[RECORDS FOR THIS TASK]

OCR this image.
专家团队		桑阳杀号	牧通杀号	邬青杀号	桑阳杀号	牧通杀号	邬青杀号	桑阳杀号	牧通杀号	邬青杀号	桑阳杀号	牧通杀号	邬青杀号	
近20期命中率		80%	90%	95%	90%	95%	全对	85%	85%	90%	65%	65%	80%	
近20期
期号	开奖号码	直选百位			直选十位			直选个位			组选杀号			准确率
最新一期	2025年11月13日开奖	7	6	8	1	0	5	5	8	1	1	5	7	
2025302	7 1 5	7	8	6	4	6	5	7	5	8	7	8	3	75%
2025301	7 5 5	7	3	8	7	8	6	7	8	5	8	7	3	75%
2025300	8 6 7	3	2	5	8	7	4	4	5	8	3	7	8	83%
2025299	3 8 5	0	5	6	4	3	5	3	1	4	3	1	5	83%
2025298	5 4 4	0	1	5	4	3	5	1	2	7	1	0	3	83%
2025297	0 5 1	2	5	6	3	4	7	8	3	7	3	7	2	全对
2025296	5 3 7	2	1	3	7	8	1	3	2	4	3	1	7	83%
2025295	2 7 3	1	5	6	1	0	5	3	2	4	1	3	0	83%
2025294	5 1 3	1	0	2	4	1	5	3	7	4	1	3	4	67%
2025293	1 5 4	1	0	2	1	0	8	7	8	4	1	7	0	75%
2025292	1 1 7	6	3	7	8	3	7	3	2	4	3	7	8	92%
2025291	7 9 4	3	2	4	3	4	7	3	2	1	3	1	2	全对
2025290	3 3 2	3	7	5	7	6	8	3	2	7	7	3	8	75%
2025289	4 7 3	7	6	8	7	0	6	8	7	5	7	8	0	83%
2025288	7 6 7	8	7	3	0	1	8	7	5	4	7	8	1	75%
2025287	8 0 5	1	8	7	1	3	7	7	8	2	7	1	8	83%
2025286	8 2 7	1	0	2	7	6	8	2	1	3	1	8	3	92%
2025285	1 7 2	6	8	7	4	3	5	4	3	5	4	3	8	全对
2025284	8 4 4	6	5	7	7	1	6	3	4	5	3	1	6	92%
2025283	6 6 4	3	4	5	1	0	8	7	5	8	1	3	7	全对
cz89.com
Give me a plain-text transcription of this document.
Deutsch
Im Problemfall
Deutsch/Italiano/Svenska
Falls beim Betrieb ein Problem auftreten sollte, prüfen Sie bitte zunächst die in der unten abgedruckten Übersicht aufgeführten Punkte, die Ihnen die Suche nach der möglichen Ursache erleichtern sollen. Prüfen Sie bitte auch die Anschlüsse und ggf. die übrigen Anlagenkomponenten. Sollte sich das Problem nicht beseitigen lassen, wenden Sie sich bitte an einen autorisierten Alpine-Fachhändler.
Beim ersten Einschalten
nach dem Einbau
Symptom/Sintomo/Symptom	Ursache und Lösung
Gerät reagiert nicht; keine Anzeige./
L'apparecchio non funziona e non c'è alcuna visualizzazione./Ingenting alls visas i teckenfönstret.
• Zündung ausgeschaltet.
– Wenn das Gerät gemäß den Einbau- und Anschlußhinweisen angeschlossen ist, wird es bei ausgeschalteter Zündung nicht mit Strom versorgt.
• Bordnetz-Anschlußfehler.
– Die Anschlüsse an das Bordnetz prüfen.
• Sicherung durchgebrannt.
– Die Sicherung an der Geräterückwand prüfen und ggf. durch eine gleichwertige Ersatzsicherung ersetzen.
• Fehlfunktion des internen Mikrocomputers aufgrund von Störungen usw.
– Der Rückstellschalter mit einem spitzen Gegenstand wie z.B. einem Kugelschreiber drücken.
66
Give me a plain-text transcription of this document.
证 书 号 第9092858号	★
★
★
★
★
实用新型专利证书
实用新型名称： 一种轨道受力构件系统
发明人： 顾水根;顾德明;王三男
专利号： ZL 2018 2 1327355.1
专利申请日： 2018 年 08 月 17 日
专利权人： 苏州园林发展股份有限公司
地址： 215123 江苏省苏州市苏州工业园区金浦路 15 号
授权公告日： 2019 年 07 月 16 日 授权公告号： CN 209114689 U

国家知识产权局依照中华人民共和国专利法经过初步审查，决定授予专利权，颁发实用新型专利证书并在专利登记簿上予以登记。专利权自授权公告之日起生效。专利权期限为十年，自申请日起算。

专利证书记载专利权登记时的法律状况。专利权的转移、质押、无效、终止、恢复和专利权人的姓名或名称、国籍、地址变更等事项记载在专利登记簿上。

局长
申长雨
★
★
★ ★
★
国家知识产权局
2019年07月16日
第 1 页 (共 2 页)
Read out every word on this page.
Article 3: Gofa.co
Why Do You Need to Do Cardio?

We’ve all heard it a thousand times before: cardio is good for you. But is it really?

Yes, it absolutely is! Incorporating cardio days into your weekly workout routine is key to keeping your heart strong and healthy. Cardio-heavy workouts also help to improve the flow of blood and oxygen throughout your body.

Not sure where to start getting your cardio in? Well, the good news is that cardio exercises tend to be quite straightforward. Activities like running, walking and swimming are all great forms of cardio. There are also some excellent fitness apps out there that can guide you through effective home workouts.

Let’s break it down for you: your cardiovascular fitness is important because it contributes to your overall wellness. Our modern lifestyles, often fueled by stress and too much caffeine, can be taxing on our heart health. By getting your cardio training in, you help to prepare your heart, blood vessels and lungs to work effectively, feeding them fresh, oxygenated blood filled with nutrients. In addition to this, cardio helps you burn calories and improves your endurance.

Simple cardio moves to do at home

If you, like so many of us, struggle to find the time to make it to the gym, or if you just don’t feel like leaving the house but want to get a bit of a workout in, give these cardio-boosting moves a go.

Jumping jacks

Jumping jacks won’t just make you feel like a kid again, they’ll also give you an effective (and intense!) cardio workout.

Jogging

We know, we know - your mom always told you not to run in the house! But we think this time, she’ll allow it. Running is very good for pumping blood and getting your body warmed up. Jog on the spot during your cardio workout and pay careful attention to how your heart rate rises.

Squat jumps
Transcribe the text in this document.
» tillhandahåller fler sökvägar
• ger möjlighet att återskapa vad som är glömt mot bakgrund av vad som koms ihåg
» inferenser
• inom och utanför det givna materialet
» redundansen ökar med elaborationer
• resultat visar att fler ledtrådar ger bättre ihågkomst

[PROBLEM DESCRIPTION]
Please give back all of the records exactly as written.

[RESULT FOR THIS TASK]
OCR this image.
专家团队		桑阳杀号	牧通杀号	邬青杀号	桑阳杀号	牧通杀号	邬青杀号	桑阳杀号	牧通杀号	邬青杀号	桑阳杀号	牧通杀号	邬青杀号	
近20期命中率		80%	90%	95%	90%	95%	全对	85%	85%	90%	65%	65%	80%	
近20期
期号	开奖号码	直选百位			直选十位			直选个位			组选杀号			准确率
最新一期	2025年11月13日开奖	7	6	8	1	0	5	5	8	1	1	5	7	
2025302	7 1 5	7	8	6	4	6	5	7	5	8	7	8	3	75%
2025301	7 5 5	7	3	8	7	8	6	7	8	5	8	7	3	75%
2025300	8 6 7	3	2	5	8	7	4	4	5	8	3	7	8	83%
2025299	3 8 5	0	5	6	4	3	5	3	1	4	3	1	5	83%
2025298	5 4 4	0	1	5	4	3	5	1	2	7	1	0	3	83%
2025297	0 5 1	2	5	6	3	4	7	8	3	7	3	7	2	全对
2025296	5 3 7	2	1	3	7	8	1	3	2	4	3	1	7	83%
2025295	2 7 3	1	5	6	1	0	5	3	2	4	1	3	0	83%
2025294	5 1 3	1	0	2	4	1	5	3	7	4	1	3	4	67%
2025293	1 5 4	1	0	2	1	0	8	7	8	4	1	7	0	75%
2025292	1 1 7	6	3	7	8	3	7	3	2	4	3	7	8	92%
2025291	7 9 4	3	2	4	3	4	7	3	2	1	3	1	2	全对
2025290	3 3 2	3	7	5	7	6	8	3	2	7	7	3	8	75%
2025289	4 7 3	7	6	8	7	0	6	8	7	5	7	8	0	83%
2025288	7 6 7	8	7	3	0	1	8	7	5	4	7	8	1	75%
2025287	8 0 5	1	8	7	1	3	7	7	8	2	7	1	8	83%
2025286	8 2 7	1	0	2	7	6	8	2	1	3	1	8	3	92%
2025285	1 7 2	6	8	7	4	3	5	4	3	5	4	3	8	全对
2025284	8 4 4	6	5	7	7	1	6	3	4	5	3	1	6	92%
2025283	6 6 4	3	4	5	1	0	8	7	5	8	1	3	7	全对
cz89.com
Give me a plain-text transcription of this document.
Deutsch
Im Problemfall
Deutsch/Italiano/Svenska
Falls beim Betrieb ein Problem auftreten sollte, prüfen Sie bitte zunächst die in der unten abgedruckten Übersicht aufgeführten Punkte, die Ihnen die Suche nach der möglichen Ursache erleichtern sollen. Prüfen Sie bitte auch die Anschlüsse und ggf. die übrigen Anlagenkomponenten. Sollte sich das Problem nicht beseitigen lassen, wenden Sie sich bitte an einen autorisierten Alpine-Fachhändler.
Beim ersten Einschalten
nach dem Einbau
Symptom/Sintomo/Symptom	Ursache und Lösung
Gerät reagiert nicht; keine Anzeige./
L'apparecchio non funziona e non c'è alcuna visualizzazione./Ingenting alls visas i teckenfönstret.
• Zündung ausgeschaltet.
– Wenn das Gerät gemäß den Einbau- und Anschlußhinweisen angeschlossen ist, wird es bei ausgeschalteter Zündung nicht mit Strom versorgt.
• Bordnetz-Anschlußfehler.
– Die Anschlüsse an das Bordnetz prüfen.
• Sicherung durchgebrannt.
– Die Sicherung an der Geräterückwand prüfen und ggf. durch eine gleichwertige Ersatzsicherung ersetzen.
• Fehlfunktion des internen Mikrocomputers aufgrund von Störungen usw.
– Der Rückstellschalter mit einem spitzen Gegenstand wie z.B. einem Kugelschreiber drücken.
66
Give me a plain-text transcription of this document.
证 书 号 第9092858号	★
★
★
★
★
实用新型专利证书
实用新型名称： 一种轨道受力构件系统
发明人： 顾水根;顾德明;王三男
专利号： ZL 2018 2 1327355.1
专利申请日： 2018 年 08 月 17 日
专利权人： 苏州园林发展股份有限公司
地址： 215123 江苏省苏州市苏州工业园区金浦路 15 号
授权公告日： 2019 年 07 月 16 日 授权公告号： CN 209114689 U

国家知识产权局依照中华人民共和国专利法经过初步审查，决定授予专利权，颁发实用新型专利证书并在专利登记簿上予以登记。专利权自授权公告之日起生效。专利权期限为十年，自申请日起算。

专利证书记载专利权登记时的法律状况。专利权的转移、质押、无效、终止、恢复和专利权人的姓名或名称、国籍、地址变更等事项记载在专利登记簿上。

局长
申长雨
★
★
★ ★
★
国家知识产权局
2019年07月16日
第 1 页 (共 2 页)
Read out every word on this page.
Article 3: Gofa.co
Why Do You Need to Do Cardio?

We’ve all heard it a thousand times before: cardio is good for you. But is it really?

Yes, it absolutely is! Incorporating cardio days into your weekly workout routine is key to keeping your heart strong and healthy. Cardio-heavy workouts also help to improve the flow of blood and oxygen throughout your body.

Not sure where to start getting your cardio in? Well, the good news is that cardio exercises tend to be quite straightforward. Activities like running, walking and swimming are all great forms of cardio. There are also some excellent fitness apps out there that can guide you through effective home workouts.

Let’s break it down for you: your cardiovascular fitness is important because it contributes to your overall wellness. Our modern lifestyles, often fueled by stress and too much caffeine, can be taxing on our heart health. By getting your cardio training in, you help to prepare your heart, blood vessels and lungs to work effectively, feeding them fresh, oxygenated blood filled with nutrients. In addition to this, cardio helps you burn calories and improves your endurance.

Simple cardio moves to do at home

If you, like so many of us, struggle to find the time to make it to the gym, or if you just don’t feel like leaving the house but want to get a bit of a workout in, give these cardio-boosting moves a go.

Jumping jacks

Jumping jacks won’t just make you feel like a kid again, they’ll also give you an effective (and intense!) cardio workout.

Jogging

We know, we know - your mom always told you not to run in the house! But we think this time, she’ll allow it. Running is very good for pumping blood and getting your body warmed up. Jog on the spot during your cardio workout and pay careful attention to how your heart rate rises.

Squat jumps
Transcribe the text in this document.
» tillhandahåller fler sökvägar
• ger möjlighet att återskapa vad som är glömt mot bakgrund av vad som koms ihåg
» inferenser
• inom och utanför det givna materialet
» redundansen ökar med elaborationer
• resultat visar att fler ledtrådar ger bättre ihågkomst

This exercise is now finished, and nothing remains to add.